> The problem:
State the number of lines in these records that include the word "title", and add nothing to it.

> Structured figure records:
────

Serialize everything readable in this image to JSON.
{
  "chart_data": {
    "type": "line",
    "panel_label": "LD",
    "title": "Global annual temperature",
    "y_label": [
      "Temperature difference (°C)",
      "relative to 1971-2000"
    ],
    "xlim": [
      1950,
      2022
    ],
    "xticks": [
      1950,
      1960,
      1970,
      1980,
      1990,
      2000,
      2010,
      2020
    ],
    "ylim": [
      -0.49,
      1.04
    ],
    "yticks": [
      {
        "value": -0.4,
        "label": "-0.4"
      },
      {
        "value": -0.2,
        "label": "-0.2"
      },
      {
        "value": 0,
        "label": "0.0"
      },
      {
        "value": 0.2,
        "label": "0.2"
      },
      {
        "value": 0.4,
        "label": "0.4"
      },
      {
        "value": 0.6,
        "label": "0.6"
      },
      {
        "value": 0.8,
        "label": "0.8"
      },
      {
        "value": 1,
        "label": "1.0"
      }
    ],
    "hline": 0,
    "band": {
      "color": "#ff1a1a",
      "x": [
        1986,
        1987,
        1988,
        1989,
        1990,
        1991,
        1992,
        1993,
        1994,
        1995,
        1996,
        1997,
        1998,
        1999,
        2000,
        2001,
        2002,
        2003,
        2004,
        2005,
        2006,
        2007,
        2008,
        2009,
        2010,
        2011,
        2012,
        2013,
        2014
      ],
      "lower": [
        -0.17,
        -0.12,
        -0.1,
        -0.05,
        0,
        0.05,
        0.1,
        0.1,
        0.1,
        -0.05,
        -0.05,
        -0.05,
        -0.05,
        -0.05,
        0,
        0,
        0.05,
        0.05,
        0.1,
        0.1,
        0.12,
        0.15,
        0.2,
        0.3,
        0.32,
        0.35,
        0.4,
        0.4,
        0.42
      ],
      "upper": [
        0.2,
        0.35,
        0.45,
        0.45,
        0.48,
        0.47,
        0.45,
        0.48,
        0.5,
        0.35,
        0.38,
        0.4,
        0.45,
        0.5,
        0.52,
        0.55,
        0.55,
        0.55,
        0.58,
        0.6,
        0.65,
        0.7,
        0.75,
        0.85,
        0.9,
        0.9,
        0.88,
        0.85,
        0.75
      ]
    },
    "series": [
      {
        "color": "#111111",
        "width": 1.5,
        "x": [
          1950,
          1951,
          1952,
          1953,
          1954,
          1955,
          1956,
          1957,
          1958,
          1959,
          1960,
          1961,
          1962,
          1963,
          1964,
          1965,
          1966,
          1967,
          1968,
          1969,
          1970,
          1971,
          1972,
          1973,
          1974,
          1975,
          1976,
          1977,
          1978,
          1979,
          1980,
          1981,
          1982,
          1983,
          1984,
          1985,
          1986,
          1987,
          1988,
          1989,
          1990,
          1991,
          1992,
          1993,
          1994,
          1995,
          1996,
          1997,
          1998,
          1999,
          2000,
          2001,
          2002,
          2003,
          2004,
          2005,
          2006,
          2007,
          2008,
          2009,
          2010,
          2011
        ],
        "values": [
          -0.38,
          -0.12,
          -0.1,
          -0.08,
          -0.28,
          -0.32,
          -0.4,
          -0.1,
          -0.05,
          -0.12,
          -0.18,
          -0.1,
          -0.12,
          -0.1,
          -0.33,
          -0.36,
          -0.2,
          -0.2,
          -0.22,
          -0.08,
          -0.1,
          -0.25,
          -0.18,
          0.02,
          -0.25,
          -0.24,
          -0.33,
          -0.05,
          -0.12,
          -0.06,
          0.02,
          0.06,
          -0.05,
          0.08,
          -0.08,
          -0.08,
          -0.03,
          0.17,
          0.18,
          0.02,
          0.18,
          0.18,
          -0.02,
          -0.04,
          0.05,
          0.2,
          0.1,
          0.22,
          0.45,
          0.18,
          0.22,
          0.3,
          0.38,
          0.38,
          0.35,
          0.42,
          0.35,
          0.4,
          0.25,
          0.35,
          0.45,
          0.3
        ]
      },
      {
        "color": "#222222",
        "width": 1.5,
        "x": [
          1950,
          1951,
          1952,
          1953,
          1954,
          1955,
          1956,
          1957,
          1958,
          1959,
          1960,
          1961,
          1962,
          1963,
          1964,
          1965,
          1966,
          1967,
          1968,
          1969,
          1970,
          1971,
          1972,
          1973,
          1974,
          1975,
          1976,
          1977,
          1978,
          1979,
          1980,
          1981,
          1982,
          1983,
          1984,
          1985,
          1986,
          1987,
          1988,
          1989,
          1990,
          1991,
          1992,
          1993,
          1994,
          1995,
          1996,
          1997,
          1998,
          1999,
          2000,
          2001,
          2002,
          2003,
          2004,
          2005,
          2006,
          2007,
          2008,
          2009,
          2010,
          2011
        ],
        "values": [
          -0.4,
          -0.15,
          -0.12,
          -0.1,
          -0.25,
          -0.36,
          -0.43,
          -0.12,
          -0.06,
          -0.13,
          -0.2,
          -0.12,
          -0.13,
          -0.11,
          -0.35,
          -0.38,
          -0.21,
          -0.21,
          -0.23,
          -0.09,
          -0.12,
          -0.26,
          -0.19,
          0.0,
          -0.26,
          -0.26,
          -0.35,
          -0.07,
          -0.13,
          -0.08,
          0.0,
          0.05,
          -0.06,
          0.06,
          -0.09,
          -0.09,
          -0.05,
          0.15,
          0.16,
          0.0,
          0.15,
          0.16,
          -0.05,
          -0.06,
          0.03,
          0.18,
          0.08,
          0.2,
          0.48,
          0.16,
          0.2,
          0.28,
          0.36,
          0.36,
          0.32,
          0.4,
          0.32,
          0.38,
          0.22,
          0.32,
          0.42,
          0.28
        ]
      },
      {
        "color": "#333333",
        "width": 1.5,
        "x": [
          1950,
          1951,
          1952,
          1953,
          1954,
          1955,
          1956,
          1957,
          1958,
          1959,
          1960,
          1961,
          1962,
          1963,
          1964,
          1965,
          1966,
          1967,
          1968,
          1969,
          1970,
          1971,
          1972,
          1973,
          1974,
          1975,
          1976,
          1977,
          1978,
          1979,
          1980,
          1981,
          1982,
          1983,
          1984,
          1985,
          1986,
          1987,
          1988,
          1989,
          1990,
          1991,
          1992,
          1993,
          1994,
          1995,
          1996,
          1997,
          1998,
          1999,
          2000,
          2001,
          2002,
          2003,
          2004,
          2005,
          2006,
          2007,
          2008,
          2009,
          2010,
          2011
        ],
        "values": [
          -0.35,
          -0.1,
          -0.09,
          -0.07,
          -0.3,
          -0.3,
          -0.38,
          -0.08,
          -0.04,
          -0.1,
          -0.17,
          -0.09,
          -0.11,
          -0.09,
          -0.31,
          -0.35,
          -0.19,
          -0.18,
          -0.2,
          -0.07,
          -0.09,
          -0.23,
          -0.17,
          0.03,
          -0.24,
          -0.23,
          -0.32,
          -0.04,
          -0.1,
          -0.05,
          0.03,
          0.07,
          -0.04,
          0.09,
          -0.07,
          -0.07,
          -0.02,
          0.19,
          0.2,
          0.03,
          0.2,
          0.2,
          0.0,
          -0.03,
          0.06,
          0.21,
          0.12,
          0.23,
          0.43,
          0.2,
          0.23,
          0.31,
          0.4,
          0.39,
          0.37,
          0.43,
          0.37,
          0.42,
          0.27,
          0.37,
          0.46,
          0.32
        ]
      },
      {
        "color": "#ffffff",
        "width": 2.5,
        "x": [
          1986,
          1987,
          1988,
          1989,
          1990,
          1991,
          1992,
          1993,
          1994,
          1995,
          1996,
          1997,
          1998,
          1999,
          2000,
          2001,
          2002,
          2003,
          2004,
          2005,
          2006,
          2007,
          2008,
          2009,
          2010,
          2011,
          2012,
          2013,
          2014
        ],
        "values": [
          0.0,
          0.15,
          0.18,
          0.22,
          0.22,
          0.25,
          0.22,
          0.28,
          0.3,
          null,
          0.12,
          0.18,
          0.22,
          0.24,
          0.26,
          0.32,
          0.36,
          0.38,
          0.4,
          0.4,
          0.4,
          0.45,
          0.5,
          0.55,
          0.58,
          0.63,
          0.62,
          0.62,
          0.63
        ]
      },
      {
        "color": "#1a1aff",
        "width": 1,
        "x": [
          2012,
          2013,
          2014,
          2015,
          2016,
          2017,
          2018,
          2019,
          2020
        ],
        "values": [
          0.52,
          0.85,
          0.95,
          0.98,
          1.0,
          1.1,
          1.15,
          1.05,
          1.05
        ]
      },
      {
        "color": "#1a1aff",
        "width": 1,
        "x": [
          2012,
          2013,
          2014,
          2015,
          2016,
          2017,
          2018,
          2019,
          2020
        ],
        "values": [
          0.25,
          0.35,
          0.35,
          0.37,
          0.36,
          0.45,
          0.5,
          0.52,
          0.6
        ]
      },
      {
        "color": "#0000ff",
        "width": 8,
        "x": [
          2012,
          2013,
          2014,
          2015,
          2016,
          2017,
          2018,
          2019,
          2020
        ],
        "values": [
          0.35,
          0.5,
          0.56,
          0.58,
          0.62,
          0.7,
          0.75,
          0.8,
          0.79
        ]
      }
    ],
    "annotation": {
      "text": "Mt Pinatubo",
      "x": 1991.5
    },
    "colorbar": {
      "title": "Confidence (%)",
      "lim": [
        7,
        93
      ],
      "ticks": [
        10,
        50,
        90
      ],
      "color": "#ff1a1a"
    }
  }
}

────

> Result of the exercise:
2